(Stored dataset items)
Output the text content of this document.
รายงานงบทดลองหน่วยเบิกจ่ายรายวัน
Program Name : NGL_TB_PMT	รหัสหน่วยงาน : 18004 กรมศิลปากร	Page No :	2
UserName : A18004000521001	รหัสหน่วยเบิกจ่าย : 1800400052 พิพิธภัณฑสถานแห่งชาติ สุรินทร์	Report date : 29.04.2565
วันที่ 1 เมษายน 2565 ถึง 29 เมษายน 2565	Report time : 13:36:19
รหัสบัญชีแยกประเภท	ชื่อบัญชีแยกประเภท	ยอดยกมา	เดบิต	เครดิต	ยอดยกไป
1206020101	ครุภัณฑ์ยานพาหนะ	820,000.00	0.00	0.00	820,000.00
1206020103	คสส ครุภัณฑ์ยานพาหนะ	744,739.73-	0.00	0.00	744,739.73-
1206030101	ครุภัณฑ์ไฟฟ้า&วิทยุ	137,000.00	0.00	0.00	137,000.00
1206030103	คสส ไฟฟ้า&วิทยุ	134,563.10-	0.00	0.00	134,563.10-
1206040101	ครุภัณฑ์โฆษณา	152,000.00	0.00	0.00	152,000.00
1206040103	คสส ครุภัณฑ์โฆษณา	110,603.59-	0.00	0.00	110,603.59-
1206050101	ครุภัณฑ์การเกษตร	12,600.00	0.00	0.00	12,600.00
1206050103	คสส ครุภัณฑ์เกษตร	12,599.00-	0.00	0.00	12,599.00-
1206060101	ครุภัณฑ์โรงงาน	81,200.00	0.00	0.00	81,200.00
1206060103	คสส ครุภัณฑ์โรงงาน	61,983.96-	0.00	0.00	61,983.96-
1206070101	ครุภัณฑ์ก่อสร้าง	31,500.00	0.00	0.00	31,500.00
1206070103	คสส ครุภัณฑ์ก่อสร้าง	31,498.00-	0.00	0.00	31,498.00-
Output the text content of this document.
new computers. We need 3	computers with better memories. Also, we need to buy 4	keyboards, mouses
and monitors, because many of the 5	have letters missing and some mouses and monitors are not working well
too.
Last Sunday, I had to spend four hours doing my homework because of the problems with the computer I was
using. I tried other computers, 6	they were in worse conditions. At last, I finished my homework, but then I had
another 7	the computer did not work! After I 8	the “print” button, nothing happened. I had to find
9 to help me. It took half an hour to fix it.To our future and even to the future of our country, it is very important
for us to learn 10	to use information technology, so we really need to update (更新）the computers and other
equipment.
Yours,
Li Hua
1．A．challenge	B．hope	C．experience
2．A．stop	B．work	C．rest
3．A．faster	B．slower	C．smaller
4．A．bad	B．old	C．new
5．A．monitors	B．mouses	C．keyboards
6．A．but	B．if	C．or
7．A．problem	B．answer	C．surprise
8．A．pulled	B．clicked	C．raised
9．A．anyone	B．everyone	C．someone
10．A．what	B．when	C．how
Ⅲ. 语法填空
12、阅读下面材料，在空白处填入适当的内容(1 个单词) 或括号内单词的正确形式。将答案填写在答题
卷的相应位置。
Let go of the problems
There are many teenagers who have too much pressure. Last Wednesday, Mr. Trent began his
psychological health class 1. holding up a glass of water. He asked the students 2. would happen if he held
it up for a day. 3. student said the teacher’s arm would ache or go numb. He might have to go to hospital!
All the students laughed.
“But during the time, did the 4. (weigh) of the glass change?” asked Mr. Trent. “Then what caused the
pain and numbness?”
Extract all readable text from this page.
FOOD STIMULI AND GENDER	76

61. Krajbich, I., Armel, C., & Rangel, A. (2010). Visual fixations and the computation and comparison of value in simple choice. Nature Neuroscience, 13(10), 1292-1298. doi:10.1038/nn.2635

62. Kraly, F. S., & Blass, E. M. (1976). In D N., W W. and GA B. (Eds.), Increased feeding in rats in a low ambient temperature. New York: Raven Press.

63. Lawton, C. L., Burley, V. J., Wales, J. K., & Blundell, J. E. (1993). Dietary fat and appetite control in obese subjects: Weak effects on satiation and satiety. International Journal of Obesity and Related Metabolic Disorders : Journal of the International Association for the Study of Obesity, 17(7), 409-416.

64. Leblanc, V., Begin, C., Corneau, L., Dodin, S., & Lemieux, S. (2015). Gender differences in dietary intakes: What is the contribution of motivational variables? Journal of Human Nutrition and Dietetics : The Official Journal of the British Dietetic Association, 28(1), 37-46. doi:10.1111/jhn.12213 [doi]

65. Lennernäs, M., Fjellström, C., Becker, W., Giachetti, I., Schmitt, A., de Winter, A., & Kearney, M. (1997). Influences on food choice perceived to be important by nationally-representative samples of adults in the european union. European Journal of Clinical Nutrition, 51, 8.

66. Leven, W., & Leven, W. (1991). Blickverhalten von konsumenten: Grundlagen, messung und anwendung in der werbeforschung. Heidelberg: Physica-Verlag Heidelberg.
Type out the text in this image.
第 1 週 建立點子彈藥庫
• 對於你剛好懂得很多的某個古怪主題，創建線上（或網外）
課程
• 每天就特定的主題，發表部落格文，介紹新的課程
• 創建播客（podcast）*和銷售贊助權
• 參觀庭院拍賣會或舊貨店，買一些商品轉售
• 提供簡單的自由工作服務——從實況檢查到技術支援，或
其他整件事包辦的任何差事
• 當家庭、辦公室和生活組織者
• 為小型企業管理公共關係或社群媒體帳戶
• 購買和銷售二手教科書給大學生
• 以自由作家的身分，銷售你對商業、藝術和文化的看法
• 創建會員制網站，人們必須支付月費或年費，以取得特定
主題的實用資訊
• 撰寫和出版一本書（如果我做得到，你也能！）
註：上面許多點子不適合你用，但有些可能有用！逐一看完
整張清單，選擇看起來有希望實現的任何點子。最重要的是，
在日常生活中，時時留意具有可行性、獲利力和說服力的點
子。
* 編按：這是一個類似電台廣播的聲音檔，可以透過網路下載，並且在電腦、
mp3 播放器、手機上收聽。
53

▸ Given request:
Determine how many lines include the string "วยเบ". Give no answer but the number.

▸ The reply:
2